[START RECORD EXTRACTS]
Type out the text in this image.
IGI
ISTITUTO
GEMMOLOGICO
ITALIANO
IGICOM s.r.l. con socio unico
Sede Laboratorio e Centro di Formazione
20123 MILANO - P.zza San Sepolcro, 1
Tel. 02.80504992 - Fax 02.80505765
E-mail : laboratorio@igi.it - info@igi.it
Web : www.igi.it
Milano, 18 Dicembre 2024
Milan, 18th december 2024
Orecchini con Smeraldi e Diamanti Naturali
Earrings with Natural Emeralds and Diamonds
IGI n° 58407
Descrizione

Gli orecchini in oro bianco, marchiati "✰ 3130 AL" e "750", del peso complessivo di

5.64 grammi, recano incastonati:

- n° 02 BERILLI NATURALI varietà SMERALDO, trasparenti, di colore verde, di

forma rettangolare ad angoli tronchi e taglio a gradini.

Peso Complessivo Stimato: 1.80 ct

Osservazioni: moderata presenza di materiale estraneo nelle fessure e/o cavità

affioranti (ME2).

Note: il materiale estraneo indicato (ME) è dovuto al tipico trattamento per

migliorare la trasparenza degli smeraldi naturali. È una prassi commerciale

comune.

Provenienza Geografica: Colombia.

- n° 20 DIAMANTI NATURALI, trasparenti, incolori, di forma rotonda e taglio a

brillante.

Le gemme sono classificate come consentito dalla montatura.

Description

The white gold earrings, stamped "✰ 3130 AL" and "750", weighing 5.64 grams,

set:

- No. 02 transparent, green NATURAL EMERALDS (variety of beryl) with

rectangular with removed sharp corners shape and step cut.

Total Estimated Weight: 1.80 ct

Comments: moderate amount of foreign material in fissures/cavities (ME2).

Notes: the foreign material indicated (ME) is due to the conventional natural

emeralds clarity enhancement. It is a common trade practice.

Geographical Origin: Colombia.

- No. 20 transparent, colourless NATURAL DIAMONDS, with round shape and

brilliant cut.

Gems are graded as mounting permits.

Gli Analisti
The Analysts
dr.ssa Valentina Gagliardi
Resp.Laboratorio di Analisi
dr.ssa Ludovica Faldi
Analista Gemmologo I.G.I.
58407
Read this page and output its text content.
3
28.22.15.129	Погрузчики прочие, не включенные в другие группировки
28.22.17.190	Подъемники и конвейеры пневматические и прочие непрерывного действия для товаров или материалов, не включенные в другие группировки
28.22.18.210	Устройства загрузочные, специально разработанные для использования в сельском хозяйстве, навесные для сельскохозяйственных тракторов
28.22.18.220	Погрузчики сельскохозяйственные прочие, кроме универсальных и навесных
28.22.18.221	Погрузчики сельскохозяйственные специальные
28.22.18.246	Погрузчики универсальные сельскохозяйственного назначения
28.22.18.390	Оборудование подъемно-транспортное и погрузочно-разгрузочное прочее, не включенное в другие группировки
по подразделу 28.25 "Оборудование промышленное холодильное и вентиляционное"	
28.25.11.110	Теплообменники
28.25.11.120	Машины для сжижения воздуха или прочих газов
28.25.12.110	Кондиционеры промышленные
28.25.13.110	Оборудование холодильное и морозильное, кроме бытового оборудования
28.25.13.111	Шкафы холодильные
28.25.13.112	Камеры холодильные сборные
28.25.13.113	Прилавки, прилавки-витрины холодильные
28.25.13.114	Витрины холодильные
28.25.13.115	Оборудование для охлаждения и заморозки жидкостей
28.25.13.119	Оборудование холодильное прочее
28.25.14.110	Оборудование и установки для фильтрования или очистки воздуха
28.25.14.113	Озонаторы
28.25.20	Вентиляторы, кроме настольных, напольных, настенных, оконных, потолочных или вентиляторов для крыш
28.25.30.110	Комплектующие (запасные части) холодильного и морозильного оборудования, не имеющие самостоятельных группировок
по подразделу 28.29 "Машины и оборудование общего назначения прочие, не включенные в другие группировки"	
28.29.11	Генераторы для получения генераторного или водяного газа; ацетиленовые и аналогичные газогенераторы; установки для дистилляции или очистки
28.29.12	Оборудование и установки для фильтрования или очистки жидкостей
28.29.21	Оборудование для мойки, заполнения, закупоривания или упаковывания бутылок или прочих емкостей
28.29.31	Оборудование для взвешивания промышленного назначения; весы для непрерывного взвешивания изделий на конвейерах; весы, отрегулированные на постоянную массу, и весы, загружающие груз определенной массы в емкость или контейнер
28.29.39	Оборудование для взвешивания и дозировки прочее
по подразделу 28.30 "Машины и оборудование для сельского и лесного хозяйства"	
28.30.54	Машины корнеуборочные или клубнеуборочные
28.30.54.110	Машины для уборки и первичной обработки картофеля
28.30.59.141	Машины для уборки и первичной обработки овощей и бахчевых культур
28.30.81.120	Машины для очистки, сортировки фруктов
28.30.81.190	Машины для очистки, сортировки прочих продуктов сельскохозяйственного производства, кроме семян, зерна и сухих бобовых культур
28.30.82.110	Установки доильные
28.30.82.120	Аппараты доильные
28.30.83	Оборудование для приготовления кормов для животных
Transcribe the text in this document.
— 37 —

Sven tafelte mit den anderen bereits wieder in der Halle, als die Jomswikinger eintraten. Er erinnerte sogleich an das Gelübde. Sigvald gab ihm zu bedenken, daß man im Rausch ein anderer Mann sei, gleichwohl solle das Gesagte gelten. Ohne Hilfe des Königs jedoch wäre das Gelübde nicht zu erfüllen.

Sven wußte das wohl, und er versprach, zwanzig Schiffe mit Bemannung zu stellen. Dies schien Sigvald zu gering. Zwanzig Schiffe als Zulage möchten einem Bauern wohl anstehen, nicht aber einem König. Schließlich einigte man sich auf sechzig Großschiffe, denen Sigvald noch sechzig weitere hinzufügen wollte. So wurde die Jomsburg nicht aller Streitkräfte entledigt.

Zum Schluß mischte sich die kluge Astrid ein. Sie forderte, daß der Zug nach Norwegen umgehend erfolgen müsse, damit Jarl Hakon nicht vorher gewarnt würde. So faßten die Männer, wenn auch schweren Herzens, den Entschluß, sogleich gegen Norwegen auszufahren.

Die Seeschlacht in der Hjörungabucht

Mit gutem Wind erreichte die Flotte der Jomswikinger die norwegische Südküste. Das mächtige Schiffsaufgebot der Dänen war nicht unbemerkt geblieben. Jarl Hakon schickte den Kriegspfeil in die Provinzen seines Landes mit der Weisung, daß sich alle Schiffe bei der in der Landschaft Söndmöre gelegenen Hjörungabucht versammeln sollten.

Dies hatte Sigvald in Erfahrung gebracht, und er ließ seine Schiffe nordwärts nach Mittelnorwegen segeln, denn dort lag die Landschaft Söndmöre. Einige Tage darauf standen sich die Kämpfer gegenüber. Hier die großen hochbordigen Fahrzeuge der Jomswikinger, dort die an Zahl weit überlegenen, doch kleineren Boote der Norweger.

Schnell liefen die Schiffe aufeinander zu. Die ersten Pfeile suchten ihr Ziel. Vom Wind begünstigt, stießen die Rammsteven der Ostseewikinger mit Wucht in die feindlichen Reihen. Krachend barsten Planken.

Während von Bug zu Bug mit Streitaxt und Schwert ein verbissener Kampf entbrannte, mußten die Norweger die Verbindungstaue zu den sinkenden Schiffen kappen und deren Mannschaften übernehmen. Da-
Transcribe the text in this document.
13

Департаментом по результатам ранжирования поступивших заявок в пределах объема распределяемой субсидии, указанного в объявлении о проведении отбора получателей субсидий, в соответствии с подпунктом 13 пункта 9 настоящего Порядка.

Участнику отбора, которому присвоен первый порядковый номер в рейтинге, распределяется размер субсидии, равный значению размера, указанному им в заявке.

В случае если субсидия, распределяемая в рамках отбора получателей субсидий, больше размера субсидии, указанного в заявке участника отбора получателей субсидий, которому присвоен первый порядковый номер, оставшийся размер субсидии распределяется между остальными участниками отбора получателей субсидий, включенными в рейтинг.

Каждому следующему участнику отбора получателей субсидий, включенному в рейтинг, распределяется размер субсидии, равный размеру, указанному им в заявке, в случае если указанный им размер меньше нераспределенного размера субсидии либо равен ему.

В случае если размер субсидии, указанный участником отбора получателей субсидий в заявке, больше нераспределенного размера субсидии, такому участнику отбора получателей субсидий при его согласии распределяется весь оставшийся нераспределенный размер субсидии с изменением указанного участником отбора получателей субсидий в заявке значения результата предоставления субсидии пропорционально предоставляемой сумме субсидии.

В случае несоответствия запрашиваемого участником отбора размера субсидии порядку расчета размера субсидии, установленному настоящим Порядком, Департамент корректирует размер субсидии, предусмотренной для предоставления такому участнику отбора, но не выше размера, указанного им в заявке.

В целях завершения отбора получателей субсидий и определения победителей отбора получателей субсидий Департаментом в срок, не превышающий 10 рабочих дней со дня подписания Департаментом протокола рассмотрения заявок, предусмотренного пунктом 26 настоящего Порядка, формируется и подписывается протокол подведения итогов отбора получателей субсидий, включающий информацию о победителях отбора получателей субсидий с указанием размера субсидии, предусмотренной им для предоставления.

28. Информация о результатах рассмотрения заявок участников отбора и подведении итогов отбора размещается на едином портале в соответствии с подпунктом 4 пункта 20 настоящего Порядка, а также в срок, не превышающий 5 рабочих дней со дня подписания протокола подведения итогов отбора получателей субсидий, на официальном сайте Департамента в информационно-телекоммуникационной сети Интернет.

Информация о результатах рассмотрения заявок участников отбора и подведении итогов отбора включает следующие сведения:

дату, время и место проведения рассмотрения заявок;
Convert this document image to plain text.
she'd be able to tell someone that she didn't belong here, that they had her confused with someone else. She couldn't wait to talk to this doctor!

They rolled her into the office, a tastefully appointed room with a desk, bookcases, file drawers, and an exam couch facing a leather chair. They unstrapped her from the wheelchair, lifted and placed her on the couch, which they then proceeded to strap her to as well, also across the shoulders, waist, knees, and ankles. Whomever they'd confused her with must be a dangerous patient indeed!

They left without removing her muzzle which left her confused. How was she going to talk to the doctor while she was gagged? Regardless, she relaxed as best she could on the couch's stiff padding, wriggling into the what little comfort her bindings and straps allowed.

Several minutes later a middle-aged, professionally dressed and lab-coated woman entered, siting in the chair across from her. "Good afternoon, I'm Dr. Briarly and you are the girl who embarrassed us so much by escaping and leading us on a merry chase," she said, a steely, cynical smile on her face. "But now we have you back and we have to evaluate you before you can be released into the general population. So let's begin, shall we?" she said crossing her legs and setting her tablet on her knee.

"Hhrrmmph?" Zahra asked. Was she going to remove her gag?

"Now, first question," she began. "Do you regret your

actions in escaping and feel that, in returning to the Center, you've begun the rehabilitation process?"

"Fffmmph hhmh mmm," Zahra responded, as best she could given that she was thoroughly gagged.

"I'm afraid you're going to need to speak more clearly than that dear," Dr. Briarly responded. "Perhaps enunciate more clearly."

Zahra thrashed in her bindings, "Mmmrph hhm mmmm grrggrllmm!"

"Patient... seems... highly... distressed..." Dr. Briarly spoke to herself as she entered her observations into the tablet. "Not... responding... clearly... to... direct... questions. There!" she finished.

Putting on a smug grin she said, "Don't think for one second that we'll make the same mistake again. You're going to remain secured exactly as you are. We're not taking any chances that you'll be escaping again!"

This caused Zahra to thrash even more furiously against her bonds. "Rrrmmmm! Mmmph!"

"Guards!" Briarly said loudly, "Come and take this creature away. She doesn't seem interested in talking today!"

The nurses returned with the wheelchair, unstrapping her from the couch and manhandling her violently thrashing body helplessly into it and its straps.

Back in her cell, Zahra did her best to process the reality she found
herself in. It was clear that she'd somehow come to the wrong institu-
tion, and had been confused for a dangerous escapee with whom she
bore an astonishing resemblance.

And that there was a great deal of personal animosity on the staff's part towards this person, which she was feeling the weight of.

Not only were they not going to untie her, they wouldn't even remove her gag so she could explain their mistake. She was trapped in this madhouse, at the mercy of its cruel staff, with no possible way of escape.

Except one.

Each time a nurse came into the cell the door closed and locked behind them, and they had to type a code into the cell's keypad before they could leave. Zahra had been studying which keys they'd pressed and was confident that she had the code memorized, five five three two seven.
[END RECORD EXTRACTS]
PROBLEM TO SOLVE - Take each line of the material that contains the word "been" and list it.

TASK OUTPUT -
tion, and had been confused for a dangerous escapee with whom she
Each time a nurse came into the cell the door closed and locked behind them, and they had to type a code into the cell's keypad before they could leave. Zahra had been studying which keys they'd pressed and was confident that she had the code memorized, five five three two seven.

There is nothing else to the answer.